== TRECHO SELECIONADO

Apesar de se tratar de uma realidade muito distante da nossa, a história de Elio e Oliver representa a história de muitas pessoas. Aquele amor de verão, que é tão intenso quanto verdadeiro. Aquela paixão não correspondida da forma como queríamos e a busca por encontrar uma pessoa que se doa tanto quanto nos doamos a ela. É aquela famosa parte que falta mas que não está tão preparada para nós. O instante final do filme é um soco na alma porque nos vemos ali, naquele olhar distante e devastado de Timothée Chalamet. “Me Chame Pelo Seu Nome” também revela, de forma bastante singela, uma fase de amadurecimento e em como aquele primeiro grande envolvimento com outra pessoa nos molda para experiências futuras.

14. Eu Estava Justamente Pensando em Você (2014)

Passado, presente e futuro. Um universo paralelo ou apenas um sonho. Mesmo que nunca seja claro como a história acontece, o filme é muito honesto ao mostrar a convivência entre duas pessoas. A espontaneidade das conversas aleatórias, as discussões acaloradas sem razão alguma para acontecer. Do início aventureiro, passando pelo amor intenso do desenvolver até o caótico término. Todas as fases que o casal enfrenta é fácil se identificar porque são reais e são verdadeiras em cada sentimento.

13. Azul é a Cor Mais Quente (2013)

Baseado em uma graphic novel, acompanhamos ao longo de vários anos o relacionamento entre duas garotas extremamente apaixonadas uma pela outra, Adèle (Adèle Exarchopoulos) e Emma (Léa Seydoux). O filme alcança um nível de realismo muito grande justamente por mostrar esta evolução das duas, em como esta relação as transforma em outras pessoas, mais agressivas, mais complexas. O filme também fala desta obsessão e como a simples possibilidade de um rompimento as destroem, deste medo que ambas sentem de viver uma sem a outra.

12. Blue Jay (2016)

====
== ENTRADAS EXTRAÍDAS

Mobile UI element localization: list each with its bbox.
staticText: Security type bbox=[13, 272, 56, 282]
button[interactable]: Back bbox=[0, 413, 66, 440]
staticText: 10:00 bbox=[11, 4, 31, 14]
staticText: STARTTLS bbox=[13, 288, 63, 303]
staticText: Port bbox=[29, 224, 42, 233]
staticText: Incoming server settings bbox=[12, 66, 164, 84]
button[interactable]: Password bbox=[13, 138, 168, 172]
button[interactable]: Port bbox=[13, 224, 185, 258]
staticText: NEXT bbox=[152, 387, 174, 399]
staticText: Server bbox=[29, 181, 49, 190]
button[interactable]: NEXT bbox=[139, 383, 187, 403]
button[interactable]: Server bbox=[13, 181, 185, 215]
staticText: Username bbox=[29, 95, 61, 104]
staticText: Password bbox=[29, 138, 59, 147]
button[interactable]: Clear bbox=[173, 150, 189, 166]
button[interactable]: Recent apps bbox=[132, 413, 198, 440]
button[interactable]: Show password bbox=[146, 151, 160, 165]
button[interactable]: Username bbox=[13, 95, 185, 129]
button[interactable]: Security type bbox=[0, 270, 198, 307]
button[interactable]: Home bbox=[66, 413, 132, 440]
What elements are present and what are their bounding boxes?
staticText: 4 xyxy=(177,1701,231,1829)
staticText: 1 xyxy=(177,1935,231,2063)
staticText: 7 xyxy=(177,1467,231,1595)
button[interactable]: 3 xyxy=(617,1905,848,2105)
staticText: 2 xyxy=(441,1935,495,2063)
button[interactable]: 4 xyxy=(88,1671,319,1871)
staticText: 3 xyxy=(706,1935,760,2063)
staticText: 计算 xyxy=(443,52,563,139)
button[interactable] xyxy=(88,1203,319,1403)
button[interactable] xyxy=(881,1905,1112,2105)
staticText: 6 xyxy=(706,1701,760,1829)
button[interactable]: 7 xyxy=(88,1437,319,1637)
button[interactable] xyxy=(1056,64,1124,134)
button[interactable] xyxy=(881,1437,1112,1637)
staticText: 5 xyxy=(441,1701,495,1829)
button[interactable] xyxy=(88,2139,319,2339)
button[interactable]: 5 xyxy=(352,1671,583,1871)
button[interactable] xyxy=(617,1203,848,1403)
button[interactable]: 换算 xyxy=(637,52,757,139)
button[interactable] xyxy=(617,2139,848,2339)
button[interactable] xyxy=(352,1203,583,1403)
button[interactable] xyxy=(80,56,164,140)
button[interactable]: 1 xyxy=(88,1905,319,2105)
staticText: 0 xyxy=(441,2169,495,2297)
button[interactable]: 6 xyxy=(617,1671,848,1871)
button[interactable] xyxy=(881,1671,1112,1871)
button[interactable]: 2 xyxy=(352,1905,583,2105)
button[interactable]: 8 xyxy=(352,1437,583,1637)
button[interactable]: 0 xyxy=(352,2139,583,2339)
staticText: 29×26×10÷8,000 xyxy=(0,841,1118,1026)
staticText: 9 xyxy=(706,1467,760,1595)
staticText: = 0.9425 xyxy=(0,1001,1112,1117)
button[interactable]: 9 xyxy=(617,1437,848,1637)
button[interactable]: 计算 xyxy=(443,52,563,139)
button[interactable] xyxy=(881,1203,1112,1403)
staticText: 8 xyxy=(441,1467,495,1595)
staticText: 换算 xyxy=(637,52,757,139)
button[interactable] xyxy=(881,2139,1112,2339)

====

QUESTÃO PROPOSTA:
Resuma o trecho selecionado em duas frases. As entradas não têm nenhuma relação com o trecho selecionado.

RESPOSTA DA QUESTÃO:
O trecho apresenta "Me Chame Pelo Seu Nome" como a história de um amor de verão intenso e de uma fase de amadurecimento, e "Eu Estava Justamente Pensando em Você" como um retrato honesto da convivência de um casal, do início aventureiro ao término caótico. Também descreve "Azul é a Cor Mais Quente", baseado em uma graphic novel, que acompanha por vários anos a relação entre Adèle e Emma e alcança grande realismo ao mostrar como esse relacionamento as transforma.